Problem description: Below is a block of records: output all of them exactly and leave out the pictures.

**** Records supplied ****

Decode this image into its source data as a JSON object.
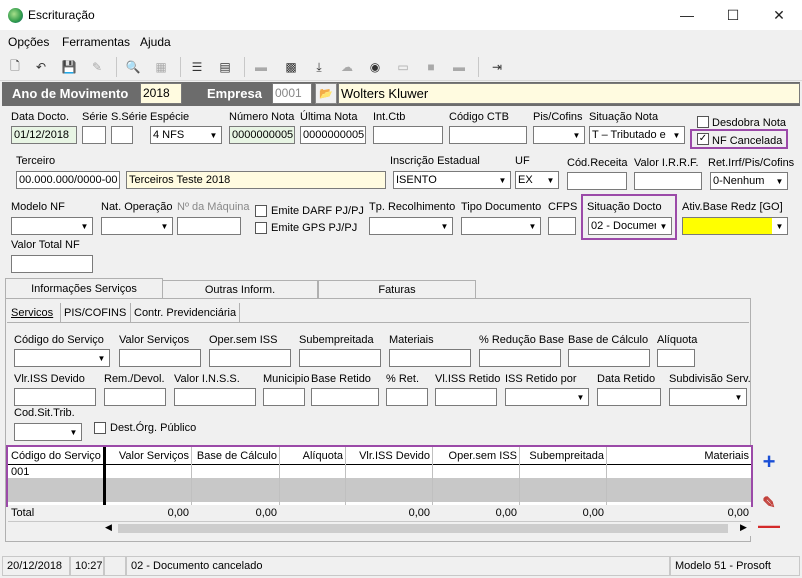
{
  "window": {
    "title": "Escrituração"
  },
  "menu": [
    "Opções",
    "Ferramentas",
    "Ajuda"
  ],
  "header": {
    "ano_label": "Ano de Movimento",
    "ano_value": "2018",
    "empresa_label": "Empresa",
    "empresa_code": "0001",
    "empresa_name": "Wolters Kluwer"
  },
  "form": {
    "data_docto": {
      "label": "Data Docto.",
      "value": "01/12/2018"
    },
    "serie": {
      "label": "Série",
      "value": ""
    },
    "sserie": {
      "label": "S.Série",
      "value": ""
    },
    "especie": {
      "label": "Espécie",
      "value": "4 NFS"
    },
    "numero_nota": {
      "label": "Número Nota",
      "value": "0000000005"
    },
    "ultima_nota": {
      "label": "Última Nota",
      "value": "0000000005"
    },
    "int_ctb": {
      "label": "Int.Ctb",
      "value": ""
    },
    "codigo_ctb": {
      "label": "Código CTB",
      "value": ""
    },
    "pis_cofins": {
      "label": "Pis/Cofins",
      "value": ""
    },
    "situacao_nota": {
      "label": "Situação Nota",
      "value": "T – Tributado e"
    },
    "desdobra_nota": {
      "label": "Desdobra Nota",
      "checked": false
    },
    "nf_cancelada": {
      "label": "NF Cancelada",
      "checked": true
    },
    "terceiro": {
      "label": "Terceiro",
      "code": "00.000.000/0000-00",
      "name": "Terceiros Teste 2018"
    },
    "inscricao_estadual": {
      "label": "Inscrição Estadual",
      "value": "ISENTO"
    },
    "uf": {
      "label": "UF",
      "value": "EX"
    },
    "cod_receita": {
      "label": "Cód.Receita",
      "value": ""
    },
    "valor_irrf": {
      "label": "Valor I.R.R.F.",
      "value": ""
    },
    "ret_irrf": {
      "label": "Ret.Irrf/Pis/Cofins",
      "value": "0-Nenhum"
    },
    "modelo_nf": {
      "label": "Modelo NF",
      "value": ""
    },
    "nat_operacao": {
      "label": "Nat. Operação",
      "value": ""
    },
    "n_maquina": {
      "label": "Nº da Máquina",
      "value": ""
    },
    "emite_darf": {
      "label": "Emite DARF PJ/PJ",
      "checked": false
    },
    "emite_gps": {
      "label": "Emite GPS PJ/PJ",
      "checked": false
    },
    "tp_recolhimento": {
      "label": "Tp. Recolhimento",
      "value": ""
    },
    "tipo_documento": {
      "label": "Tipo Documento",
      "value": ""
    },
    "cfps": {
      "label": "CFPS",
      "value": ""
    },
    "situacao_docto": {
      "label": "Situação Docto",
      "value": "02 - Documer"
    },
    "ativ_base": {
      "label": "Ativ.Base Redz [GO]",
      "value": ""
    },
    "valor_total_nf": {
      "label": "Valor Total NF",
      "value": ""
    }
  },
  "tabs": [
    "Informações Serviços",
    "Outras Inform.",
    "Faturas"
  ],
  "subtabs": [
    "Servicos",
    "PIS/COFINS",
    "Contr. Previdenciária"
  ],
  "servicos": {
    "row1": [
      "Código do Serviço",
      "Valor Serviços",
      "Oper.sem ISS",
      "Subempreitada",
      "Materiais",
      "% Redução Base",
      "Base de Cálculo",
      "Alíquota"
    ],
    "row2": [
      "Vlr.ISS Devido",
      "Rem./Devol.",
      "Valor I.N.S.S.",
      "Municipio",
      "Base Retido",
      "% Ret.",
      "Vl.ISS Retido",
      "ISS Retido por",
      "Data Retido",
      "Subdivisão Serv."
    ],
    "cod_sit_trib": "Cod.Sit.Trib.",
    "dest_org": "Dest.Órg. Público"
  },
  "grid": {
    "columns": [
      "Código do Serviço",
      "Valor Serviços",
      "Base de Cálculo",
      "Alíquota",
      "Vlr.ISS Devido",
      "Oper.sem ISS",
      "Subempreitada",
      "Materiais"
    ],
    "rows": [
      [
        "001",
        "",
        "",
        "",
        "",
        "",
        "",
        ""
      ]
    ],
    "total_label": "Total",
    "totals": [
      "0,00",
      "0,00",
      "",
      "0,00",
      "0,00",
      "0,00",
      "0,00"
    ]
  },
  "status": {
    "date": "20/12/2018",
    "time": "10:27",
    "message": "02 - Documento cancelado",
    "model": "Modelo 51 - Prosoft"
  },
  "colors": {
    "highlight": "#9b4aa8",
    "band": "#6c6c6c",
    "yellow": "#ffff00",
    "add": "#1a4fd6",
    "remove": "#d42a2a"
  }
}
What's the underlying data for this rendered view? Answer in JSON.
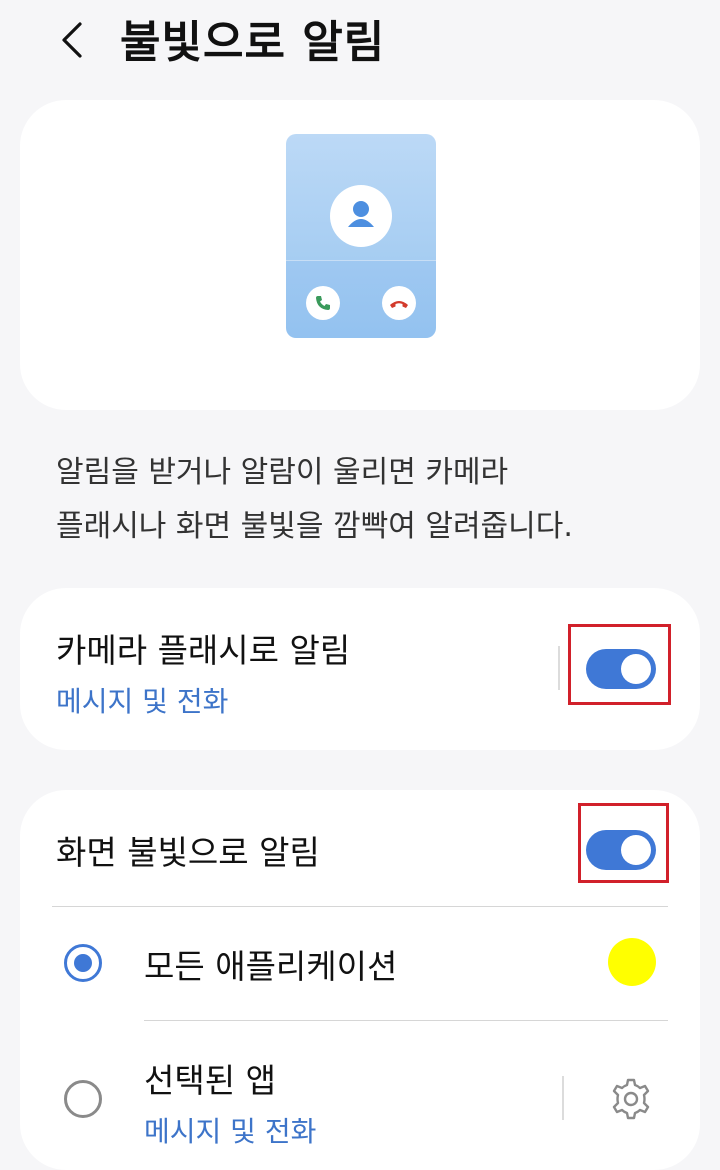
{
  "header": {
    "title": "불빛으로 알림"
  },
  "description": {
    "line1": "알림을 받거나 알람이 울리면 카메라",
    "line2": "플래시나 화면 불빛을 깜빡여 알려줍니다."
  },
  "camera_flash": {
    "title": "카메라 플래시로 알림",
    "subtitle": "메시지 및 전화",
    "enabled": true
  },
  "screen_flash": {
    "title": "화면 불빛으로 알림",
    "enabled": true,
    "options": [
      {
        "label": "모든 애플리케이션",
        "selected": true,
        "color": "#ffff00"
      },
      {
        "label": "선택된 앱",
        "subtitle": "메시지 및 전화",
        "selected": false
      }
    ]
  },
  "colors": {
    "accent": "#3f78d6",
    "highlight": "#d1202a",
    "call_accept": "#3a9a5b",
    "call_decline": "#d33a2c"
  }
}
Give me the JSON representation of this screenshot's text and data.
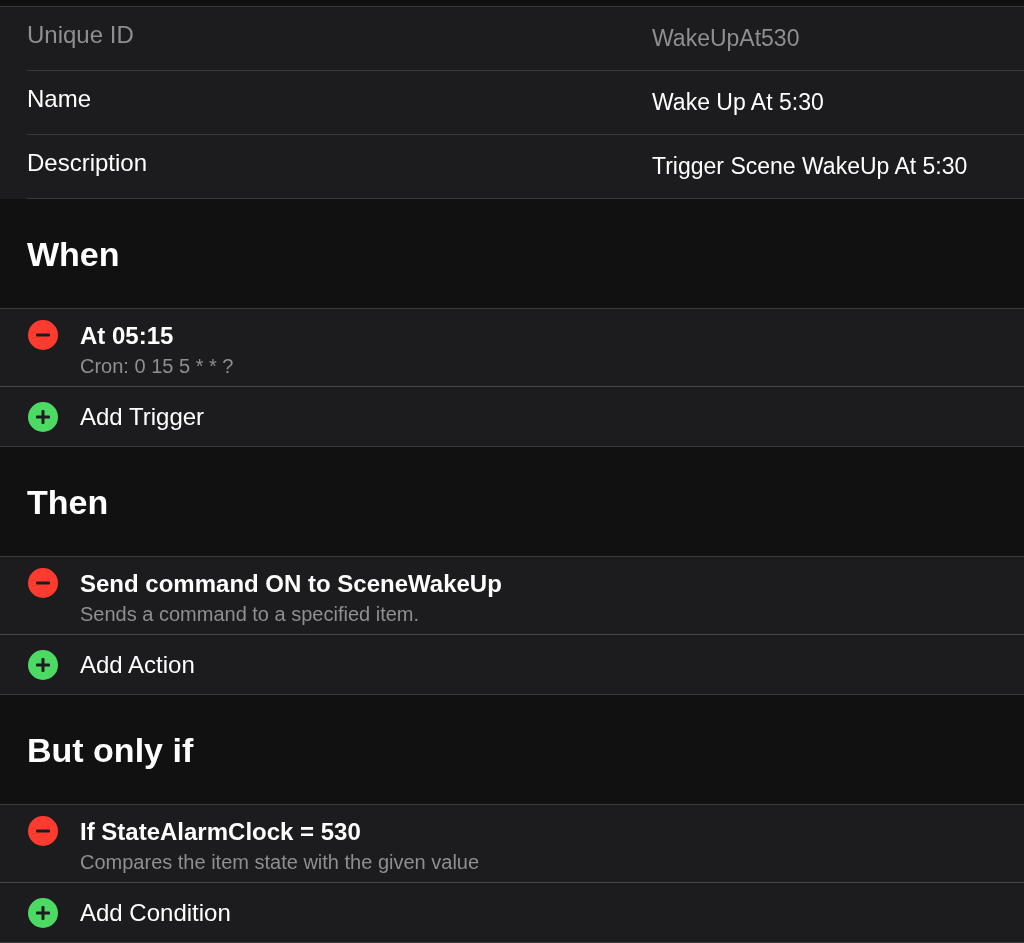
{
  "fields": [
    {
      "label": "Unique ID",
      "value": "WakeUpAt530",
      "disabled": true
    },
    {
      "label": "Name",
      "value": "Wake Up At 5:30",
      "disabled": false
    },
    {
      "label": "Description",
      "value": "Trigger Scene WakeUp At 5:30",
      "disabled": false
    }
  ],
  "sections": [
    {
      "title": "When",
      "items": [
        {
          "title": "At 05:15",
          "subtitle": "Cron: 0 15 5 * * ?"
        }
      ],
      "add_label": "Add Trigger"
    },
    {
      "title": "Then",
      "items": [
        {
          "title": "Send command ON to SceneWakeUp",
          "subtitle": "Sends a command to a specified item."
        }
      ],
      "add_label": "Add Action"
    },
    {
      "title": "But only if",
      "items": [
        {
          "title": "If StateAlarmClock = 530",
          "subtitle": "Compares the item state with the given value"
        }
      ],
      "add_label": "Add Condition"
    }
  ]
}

****

Worked answer:
Decode this image into its source data as a JSON object.
{
  "window": {
    "title": "Escrituração"
  },
  "menu": [
    "Opções",
    "Ferramentas",
    "Ajuda"
  ],
  "header": {
    "ano_label": "Ano de Movimento",
    "ano_value": "2018",
    "empresa_label": "Empresa",
    "empresa_code": "0001",
    "empresa_name": "Wolters Kluwer"
  },
  "form": {
    "data_docto": {
      "label": "Data Docto.",
      "value": "01/12/2018"
    },
    "serie": {
      "label": "Série",
      "value": ""
    },
    "sserie": {
      "label": "S.Série",
      "value": ""
    },
    "especie": {
      "label": "Espécie",
      "value": "4 NFS"
    },
    "numero_nota": {
      "label": "Número Nota",
      "value": "0000000005"
    },
    "ultima_nota": {
      "label": "Última Nota",
      "value": "0000000005"
    },
    "int_ctb": {
      "label": "Int.Ctb",
      "value": ""
    },
    "codigo_ctb": {
      "label": "Código CTB",
      "value": ""
    },
    "pis_cofins": {
      "label": "Pis/Cofins",
      "value": ""
    },
    "situacao_nota": {
      "label": "Situação Nota",
      "value": "T – Tributado e"
    },
    "desdobra_nota": {
      "label": "Desdobra Nota",
      "checked": false
    },
    "nf_cancelada": {
      "label": "NF Cancelada",
      "checked": true
    },
    "terceiro": {
      "label": "Terceiro",
      "code": "00.000.000/0000-00",
      "name": "Terceiros Teste 2018"
    },
    "inscricao_estadual": {
      "label": "Inscrição Estadual",
      "value": "ISENTO"
    },
    "uf": {
      "label": "UF",
      "value": "EX"
    },
    "cod_receita": {
      "label": "Cód.Receita",
      "value": ""
    },
    "valor_irrf": {
      "label": "Valor I.R.R.F.",
      "value": ""
    },
    "ret_irrf": {
      "label": "Ret.Irrf/Pis/Cofins",
      "value": "0-Nenhum"
    },
    "modelo_nf": {
      "label": "Modelo NF",
      "value": ""
    },
    "nat_operacao": {
      "label": "Nat. Operação",
      "value": ""
    },
    "n_maquina": {
      "label": "Nº da Máquina",
      "value": ""
    },
    "emite_darf": {
      "label": "Emite DARF PJ/PJ",
      "checked": false
    },
    "emite_gps": {
      "label": "Emite GPS PJ/PJ",
      "checked": false
    },
    "tp_recolhimento": {
      "label": "Tp. Recolhimento",
      "value": ""
    },
    "tipo_documento": {
      "label": "Tipo Documento",
      "value": ""
    },
    "cfps": {
      "label": "CFPS",
      "value": ""
    },
    "situacao_docto": {
      "label": "Situação Docto",
      "value": "02 - Documer"
    },
    "ativ_base": {
      "label": "Ativ.Base Redz [GO]",
      "value": ""
    },
    "valor_total_nf": {
      "label": "Valor Total NF",
      "value": ""
    }
  },
  "tabs": [
    "Informações Serviços",
    "Outras Inform.",
    "Faturas"
  ],
  "subtabs": [
    "Servicos",
    "PIS/COFINS",
    "Contr. Previdenciária"
  ],
  "servicos": {
    "row1": [
      "Código do Serviço",
      "Valor Serviços",
      "Oper.sem ISS",
      "Subempreitada",
      "Materiais",
      "% Redução Base",
      "Base de Cálculo",
      "Alíquota"
    ],
    "row2": [
      "Vlr.ISS Devido",
      "Rem./Devol.",
      "Valor I.N.S.S.",
      "Municipio",
      "Base Retido",
      "% Ret.",
      "Vl.ISS Retido",
      "ISS Retido por",
      "Data Retido",
      "Subdivisão Serv."
    ],
    "cod_sit_trib": "Cod.Sit.Trib.",
    "dest_org": "Dest.Órg. Público"
  },
  "grid": {
    "columns": [
      "Código do Serviço",
      "Valor Serviços",
      "Base de Cálculo",
      "Alíquota",
      "Vlr.ISS Devido",
      "Oper.sem ISS",
      "Subempreitada",
      "Materiais"
    ],
    "rows": [
      [
        "001",
        "",
        "",
        "",
        "",
        "",
        "",
        ""
      ]
    ],
    "total_label": "Total",
    "totals": [
      "0,00",
      "0,00",
      "",
      "0,00",
      "0,00",
      "0,00",
      "0,00"
    ]
  },
  "status": {
    "date": "20/12/2018",
    "time": "10:27",
    "message": "02 - Documento cancelado",
    "model": "Modelo 51 - Prosoft"
  },
  "colors": {
    "highlight": "#9b4aa8",
    "band": "#6c6c6c",
    "yellow": "#ffff00",
    "add": "#1a4fd6",
    "remove": "#d42a2a"
  }
}
What's the underlying data for this rendered view? Answer in JSON.
{
  "header": {
    "title": "불빛으로 알림"
  },
  "description": {
    "line1": "알림을 받거나 알람이 울리면 카메라",
    "line2": "플래시나 화면 불빛을 깜빡여 알려줍니다."
  },
  "camera_flash": {
    "title": "카메라 플래시로 알림",
    "subtitle": "메시지 및 전화",
    "enabled": true
  },
  "screen_flash": {
    "title": "화면 불빛으로 알림",
    "enabled": true,
    "options": [
      {
        "label": "모든 애플리케이션",
        "selected": true,
        "color": "#ffff00"
      },
      {
        "label": "선택된 앱",
        "subtitle": "메시지 및 전화",
        "selected": false
      }
    ]
  },
  "colors": {
    "accent": "#3f78d6",
    "highlight": "#d1202a",
    "call_accept": "#3a9a5b",
    "call_decline": "#d33a2c"
  }
}
Give me the JSON representation of this screenshot's text and data.
{
  "fields": [
    {
      "label": "Unique ID",
      "value": "WakeUpAt530",
      "disabled": true
    },
    {
      "label": "Name",
      "value": "Wake Up At 5:30",
      "disabled": false
    },
    {
      "label": "Description",
      "value": "Trigger Scene WakeUp At 5:30",
      "disabled": false
    }
  ],
  "sections": [
    {
      "title": "When",
      "items": [
        {
          "title": "At 05:15",
          "subtitle": "Cron: 0 15 5 * * ?"
        }
      ],
      "add_label": "Add Trigger"
    },
    {
      "title": "Then",
      "items": [
        {
          "title": "Send command ON to SceneWakeUp",
          "subtitle": "Sends a command to a specified item."
        }
      ],
      "add_label": "Add Action"
    },
    {
      "title": "But only if",
      "items": [
        {
          "title": "If StateAlarmClock = 530",
          "subtitle": "Compares the item state with the given value"
        }
      ],
      "add_label": "Add Condition"
    }
  ]
}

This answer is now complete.